» Set exercise:
Entries follow. Set all of them down as they stand.
***
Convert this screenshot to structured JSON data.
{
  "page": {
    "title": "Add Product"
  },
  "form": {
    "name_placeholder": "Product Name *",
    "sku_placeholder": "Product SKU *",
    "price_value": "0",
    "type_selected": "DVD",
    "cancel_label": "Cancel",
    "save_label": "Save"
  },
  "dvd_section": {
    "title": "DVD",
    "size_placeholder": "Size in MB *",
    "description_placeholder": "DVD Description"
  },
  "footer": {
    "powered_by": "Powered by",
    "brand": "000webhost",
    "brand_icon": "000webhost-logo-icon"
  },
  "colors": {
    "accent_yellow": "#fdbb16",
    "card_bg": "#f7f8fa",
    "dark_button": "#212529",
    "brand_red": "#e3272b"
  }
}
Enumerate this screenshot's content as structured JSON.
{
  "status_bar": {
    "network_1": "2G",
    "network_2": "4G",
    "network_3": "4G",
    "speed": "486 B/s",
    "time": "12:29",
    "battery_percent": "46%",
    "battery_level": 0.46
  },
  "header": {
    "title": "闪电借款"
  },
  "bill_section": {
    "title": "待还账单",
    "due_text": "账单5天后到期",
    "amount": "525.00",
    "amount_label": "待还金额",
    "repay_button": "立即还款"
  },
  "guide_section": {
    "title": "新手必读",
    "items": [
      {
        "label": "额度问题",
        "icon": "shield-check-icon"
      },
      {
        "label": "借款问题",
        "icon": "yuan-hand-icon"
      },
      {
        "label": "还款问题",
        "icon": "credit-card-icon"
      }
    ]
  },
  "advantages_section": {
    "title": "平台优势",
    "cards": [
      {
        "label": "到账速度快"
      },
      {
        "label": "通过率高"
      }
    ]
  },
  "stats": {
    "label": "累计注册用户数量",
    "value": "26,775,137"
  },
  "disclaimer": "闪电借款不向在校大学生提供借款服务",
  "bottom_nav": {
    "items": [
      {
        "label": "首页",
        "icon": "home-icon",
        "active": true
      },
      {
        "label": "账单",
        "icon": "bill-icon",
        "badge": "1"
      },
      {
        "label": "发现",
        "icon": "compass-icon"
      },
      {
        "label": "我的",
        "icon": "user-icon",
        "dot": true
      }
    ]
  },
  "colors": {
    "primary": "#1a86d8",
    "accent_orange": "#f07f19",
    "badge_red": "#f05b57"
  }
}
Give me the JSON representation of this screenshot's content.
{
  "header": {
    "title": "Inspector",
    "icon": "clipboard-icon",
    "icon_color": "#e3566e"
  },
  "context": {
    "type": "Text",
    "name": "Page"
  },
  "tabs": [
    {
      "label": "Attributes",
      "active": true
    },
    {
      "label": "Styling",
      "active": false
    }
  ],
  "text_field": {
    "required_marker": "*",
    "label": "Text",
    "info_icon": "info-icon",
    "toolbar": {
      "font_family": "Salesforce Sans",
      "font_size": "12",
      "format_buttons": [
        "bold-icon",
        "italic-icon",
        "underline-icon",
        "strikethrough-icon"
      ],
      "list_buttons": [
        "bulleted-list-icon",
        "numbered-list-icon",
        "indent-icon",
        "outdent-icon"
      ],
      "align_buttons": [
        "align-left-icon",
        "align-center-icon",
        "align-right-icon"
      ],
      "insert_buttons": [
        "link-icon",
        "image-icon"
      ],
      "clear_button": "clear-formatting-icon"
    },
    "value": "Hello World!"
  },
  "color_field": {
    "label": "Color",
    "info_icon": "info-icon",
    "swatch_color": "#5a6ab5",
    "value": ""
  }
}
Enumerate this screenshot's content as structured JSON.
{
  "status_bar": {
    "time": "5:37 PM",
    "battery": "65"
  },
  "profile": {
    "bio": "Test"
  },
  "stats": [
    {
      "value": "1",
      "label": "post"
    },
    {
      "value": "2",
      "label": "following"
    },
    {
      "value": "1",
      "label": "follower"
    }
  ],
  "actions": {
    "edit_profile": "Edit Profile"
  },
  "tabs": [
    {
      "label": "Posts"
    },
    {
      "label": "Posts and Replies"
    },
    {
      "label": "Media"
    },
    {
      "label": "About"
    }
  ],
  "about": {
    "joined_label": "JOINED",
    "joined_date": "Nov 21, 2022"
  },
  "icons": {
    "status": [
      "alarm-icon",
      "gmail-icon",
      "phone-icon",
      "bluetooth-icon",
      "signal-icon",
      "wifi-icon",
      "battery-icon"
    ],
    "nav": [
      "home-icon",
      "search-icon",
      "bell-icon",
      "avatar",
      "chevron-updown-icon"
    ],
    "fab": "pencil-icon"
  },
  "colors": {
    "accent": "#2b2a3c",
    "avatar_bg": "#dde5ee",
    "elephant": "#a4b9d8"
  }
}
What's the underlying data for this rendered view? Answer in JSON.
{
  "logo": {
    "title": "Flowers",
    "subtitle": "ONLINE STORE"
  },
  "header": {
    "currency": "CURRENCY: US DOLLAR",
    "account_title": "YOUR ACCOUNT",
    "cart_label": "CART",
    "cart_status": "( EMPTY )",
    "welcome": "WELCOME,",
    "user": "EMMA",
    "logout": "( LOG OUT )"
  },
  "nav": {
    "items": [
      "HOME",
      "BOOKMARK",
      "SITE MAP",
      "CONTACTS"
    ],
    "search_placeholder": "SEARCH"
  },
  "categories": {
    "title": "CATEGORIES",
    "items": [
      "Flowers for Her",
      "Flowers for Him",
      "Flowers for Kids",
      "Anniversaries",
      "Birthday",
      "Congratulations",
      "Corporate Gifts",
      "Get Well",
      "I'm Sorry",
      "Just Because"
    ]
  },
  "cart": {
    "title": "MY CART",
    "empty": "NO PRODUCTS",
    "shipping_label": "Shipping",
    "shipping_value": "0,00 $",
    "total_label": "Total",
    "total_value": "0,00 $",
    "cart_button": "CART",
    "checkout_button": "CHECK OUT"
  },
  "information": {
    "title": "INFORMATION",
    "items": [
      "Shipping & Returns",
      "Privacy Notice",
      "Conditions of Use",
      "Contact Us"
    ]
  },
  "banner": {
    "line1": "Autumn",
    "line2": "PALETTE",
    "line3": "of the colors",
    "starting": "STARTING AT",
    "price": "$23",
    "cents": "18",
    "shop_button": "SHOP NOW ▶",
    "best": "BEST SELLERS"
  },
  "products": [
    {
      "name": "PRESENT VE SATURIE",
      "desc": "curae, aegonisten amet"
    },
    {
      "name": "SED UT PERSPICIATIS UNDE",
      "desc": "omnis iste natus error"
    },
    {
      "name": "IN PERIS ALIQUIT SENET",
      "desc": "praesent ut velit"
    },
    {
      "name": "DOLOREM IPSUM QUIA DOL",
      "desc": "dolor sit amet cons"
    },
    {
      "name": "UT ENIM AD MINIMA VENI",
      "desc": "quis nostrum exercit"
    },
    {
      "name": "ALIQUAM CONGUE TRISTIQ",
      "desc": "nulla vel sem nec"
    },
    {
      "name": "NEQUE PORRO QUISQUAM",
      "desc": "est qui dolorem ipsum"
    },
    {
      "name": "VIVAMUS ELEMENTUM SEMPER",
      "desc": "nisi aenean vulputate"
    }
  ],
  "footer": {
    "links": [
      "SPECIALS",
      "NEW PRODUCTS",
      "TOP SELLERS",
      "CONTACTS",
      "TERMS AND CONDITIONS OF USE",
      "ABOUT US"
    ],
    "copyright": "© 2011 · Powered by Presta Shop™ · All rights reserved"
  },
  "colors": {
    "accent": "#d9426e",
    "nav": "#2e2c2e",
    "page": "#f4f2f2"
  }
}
***
» Answer in full:
Convert this screenshot to structured JSON data.
{
  "page": {
    "title": "Add Product"
  },
  "form": {
    "name_placeholder": "Product Name *",
    "sku_placeholder": "Product SKU *",
    "price_value": "0",
    "type_selected": "DVD",
    "cancel_label": "Cancel",
    "save_label": "Save"
  },
  "dvd_section": {
    "title": "DVD",
    "size_placeholder": "Size in MB *",
    "description_placeholder": "DVD Description"
  },
  "footer": {
    "powered_by": "Powered by",
    "brand": "000webhost",
    "brand_icon": "000webhost-logo-icon"
  },
  "colors": {
    "accent_yellow": "#fdbb16",
    "card_bg": "#f7f8fa",
    "dark_button": "#212529",
    "brand_red": "#e3272b"
  }
}
Enumerate this screenshot's content as structured JSON.
{
  "status_bar": {
    "network_1": "2G",
    "network_2": "4G",
    "network_3": "4G",
    "speed": "486 B/s",
    "time": "12:29",
    "battery_percent": "46%",
    "battery_level": 0.46
  },
  "header": {
    "title": "闪电借款"
  },
  "bill_section": {
    "title": "待还账单",
    "due_text": "账单5天后到期",
    "amount": "525.00",
    "amount_label": "待还金额",
    "repay_button": "立即还款"
  },
  "guide_section": {
    "title": "新手必读",
    "items": [
      {
        "label": "额度问题",
        "icon": "shield-check-icon"
      },
      {
        "label": "借款问题",
        "icon": "yuan-hand-icon"
      },
      {
        "label": "还款问题",
        "icon": "credit-card-icon"
      }
    ]
  },
  "advantages_section": {
    "title": "平台优势",
    "cards": [
      {
        "label": "到账速度快"
      },
      {
        "label": "通过率高"
      }
    ]
  },
  "stats": {
    "label": "累计注册用户数量",
    "value": "26,775,137"
  },
  "disclaimer": "闪电借款不向在校大学生提供借款服务",
  "bottom_nav": {
    "items": [
      {
        "label": "首页",
        "icon": "home-icon",
        "active": true
      },
      {
        "label": "账单",
        "icon": "bill-icon",
        "badge": "1"
      },
      {
        "label": "发现",
        "icon": "compass-icon"
      },
      {
        "label": "我的",
        "icon": "user-icon",
        "dot": true
      }
    ]
  },
  "colors": {
    "primary": "#1a86d8",
    "accent_orange": "#f07f19",
    "badge_red": "#f05b57"
  }
}
Give me the JSON representation of this screenshot's content.
{
  "header": {
    "title": "Inspector",
    "icon": "clipboard-icon",
    "icon_color": "#e3566e"
  },
  "context": {
    "type": "Text",
    "name": "Page"
  },
  "tabs": [
    {
      "label": "Attributes",
      "active": true
    },
    {
      "label": "Styling",
      "active": false
    }
  ],
  "text_field": {
    "required_marker": "*",
    "label": "Text",
    "info_icon": "info-icon",
    "toolbar": {
      "font_family": "Salesforce Sans",
      "font_size": "12",
      "format_buttons": [
        "bold-icon",
        "italic-icon",
        "underline-icon",
        "strikethrough-icon"
      ],
      "list_buttons": [
        "bulleted-list-icon",
        "numbered-list-icon",
        "indent-icon",
        "outdent-icon"
      ],
      "align_buttons": [
        "align-left-icon",
        "align-center-icon",
        "align-right-icon"
      ],
      "insert_buttons": [
        "link-icon",
        "image-icon"
      ],
      "clear_button": "clear-formatting-icon"
    },
    "value": "Hello World!"
  },
  "color_field": {
    "label": "Color",
    "info_icon": "info-icon",
    "swatch_color": "#5a6ab5",
    "value": ""
  }
}
Enumerate this screenshot's content as structured JSON.
{
  "status_bar": {
    "time": "5:37 PM",
    "battery": "65"
  },
  "profile": {
    "bio": "Test"
  },
  "stats": [
    {
      "value": "1",
      "label": "post"
    },
    {
      "value": "2",
      "label": "following"
    },
    {
      "value": "1",
      "label": "follower"
    }
  ],
  "actions": {
    "edit_profile": "Edit Profile"
  },
  "tabs": [
    {
      "label": "Posts"
    },
    {
      "label": "Posts and Replies"
    },
    {
      "label": "Media"
    },
    {
      "label": "About"
    }
  ],
  "about": {
    "joined_label": "JOINED",
    "joined_date": "Nov 21, 2022"
  },
  "icons": {
    "status": [
      "alarm-icon",
      "gmail-icon",
      "phone-icon",
      "bluetooth-icon",
      "signal-icon",
      "wifi-icon",
      "battery-icon"
    ],
    "nav": [
      "home-icon",
      "search-icon",
      "bell-icon",
      "avatar",
      "chevron-updown-icon"
    ],
    "fab": "pencil-icon"
  },
  "colors": {
    "accent": "#2b2a3c",
    "avatar_bg": "#dde5ee",
    "elephant": "#a4b9d8"
  }
}
What's the underlying data for this rendered view? Answer in JSON.
{
  "logo": {
    "title": "Flowers",
    "subtitle": "ONLINE STORE"
  },
  "header": {
    "currency": "CURRENCY: US DOLLAR",
    "account_title": "YOUR ACCOUNT",
    "cart_label": "CART",
    "cart_status": "( EMPTY )",
    "welcome": "WELCOME,",
    "user": "EMMA",
    "logout": "( LOG OUT )"
  },
  "nav": {
    "items": [
      "HOME",
      "BOOKMARK",
      "SITE MAP",
      "CONTACTS"
    ],
    "search_placeholder": "SEARCH"
  },
  "categories": {
    "title": "CATEGORIES",
    "items": [
      "Flowers for Her",
      "Flowers for Him",
      "Flowers for Kids",
      "Anniversaries",
      "Birthday",
      "Congratulations",
      "Corporate Gifts",
      "Get Well",
      "I'm Sorry",
      "Just Because"
    ]
  },
  "cart": {
    "title": "MY CART",
    "empty": "NO PRODUCTS",
    "shipping_label": "Shipping",
    "shipping_value": "0,00 $",
    "total_label": "Total",
    "total_value": "0,00 $",
    "cart_button": "CART",
    "checkout_button": "CHECK OUT"
  },
  "information": {
    "title": "INFORMATION",
    "items": [
      "Shipping & Returns",
      "Privacy Notice",
      "Conditions of Use",
      "Contact Us"
    ]
  },
  "banner": {
    "line1": "Autumn",
    "line2": "PALETTE",
    "line3": "of the colors",
    "starting": "STARTING AT",
    "price": "$23",
    "cents": "18",
    "shop_button": "SHOP NOW ▶",
    "best": "BEST SELLERS"
  },
  "products": [
    {
      "name": "PRESENT VE SATURIE",
      "desc": "curae, aegonisten amet"
    },
    {
      "name": "SED UT PERSPICIATIS UNDE",
      "desc": "omnis iste natus error"
    },
    {
      "name": "IN PERIS ALIQUIT SENET",
      "desc": "praesent ut velit"
    },
    {
      "name": "DOLOREM IPSUM QUIA DOL",
      "desc": "dolor sit amet cons"
    },
    {
      "name": "UT ENIM AD MINIMA VENI",
      "desc": "quis nostrum exercit"
    },
    {
      "name": "ALIQUAM CONGUE TRISTIQ",
      "desc": "nulla vel sem nec"
    },
    {
      "name": "NEQUE PORRO QUISQUAM",
      "desc": "est qui dolorem ipsum"
    },
    {
      "name": "VIVAMUS ELEMENTUM SEMPER",
      "desc": "nisi aenean vulputate"
    }
  ],
  "footer": {
    "links": [
      "SPECIALS",
      "NEW PRODUCTS",
      "TOP SELLERS",
      "CONTACTS",
      "TERMS AND CONDITIONS OF USE",
      "ABOUT US"
    ],
    "copyright": "© 2011 · Powered by Presta Shop™ · All rights reserved"
  },
  "colors": {
    "accent": "#d9426e",
    "nav": "#2e2c2e",
    "page": "#f4f2f2"
  }
}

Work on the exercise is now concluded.